(Saved entries)
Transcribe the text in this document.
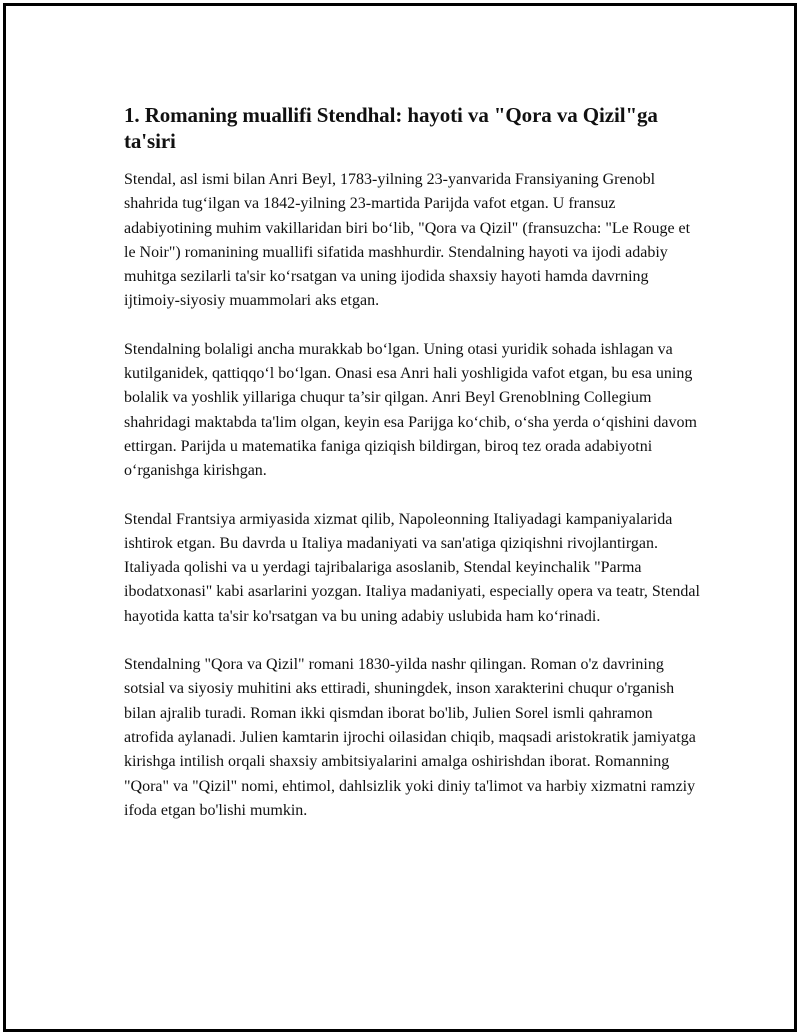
1. Romaning muallifi Stendhal: hayoti va "Qora va Qizil"ga ta'siri

Stendal, asl ismi bilan Anri Beyl, 1783-yilning 23-yanvarida Fransiyaning Grenobl shahrida tug‘ilgan va 1842-yilning 23-martida Parijda vafot etgan. U fransuz adabiyotining muhim vakillaridan biri bo‘lib, "Qora va Qizil" (fransuzcha: "Le Rouge et le Noir") romanining muallifi sifatida mashhurdir. Stendalning hayoti va ijodi adabiy muhitga sezilarli ta'sir ko‘rsatgan va uning ijodida shaxsiy hayoti hamda davrning ijtimoiy-siyosiy muammolari aks etgan.

Stendalning bolaligi ancha murakkab bo‘lgan. Uning otasi yuridik sohada ishlagan va kutilganidek, qattiqqo‘l bo‘lgan. Onasi esa Anri hali yoshligida vafot etgan, bu esa uning bolalik va yoshlik yillariga chuqur ta’sir qilgan. Anri Beyl Grenoblning Collegium shahridagi maktabda ta'lim olgan, keyin esa Parijga ko‘chib, o‘sha yerda o‘qishini davom ettirgan. Parijda u matematika faniga qiziqish bildirgan, biroq tez orada adabiyotni o‘rganishga kirishgan.

Stendal Frantsiya armiyasida xizmat qilib, Napoleonning Italiyadagi kampaniyalarida ishtirok etgan. Bu davrda u Italiya madaniyati va san'atiga qiziqishni rivojlantirgan. Italiyada qolishi va u yerdagi tajribalariga asoslanib, Stendal keyinchalik "Parma ibodatxonasi" kabi asarlarini yozgan. Italiya madaniyati, especially opera va teatr, Stendal hayotida katta ta'sir ko'rsatgan va bu uning adabiy uslubida ham ko‘rinadi.

Stendalning "Qora va Qizil" romani 1830-yilda nashr qilingan. Roman o'z davrining sotsial va siyosiy muhitini aks ettiradi, shuningdek, inson xarakterini chuqur o'rganish bilan ajralib turadi. Roman ikki qismdan iborat bo'lib, Julien Sorel ismli qahramon atrofida aylanadi. Julien kamtarin ijrochi oilasidan chiqib, maqsadi aristokratik jamiyatga kirishga intilish orqali shaxsiy ambitsiyalarini amalga oshirishdan iborat. Romanning "Qora" va "Qizil" nomi, ehtimol, dahlsizlik yoki diniy ta'limot va harbiy xizmatni ramziy ifoda etgan bo'lishi mumkin.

▶ [Challenge]
Lines that hold the word "muallifi" are the ones to return, every one of them.

▶ [Solution to this exercise]
1. Romaning muallifi Stendhal: hayoti va "Qora va Qizil"ga ta'siri
Stendal, asl ismi bilan Anri Beyl, 1783-yilning 23-yanvarida Fransiyaning Grenobl shahrida tug‘ilgan va 1842-yilning 23-martida Parijda vafot etgan. U fransuz adabiyotining muhim vakillaridan biri bo‘lib, "Qora va Qizil" (fransuzcha: "Le Rouge et le Noir") romanining muallifi sifatida mashhurdir. Stendalning hayoti va ijodi adabiy muhitga sezilarli ta'sir ko‘rsatgan va uning ijodida shaxsiy hayoti hamda davrning ijtimoiy-siyosiy muammolari aks etgan.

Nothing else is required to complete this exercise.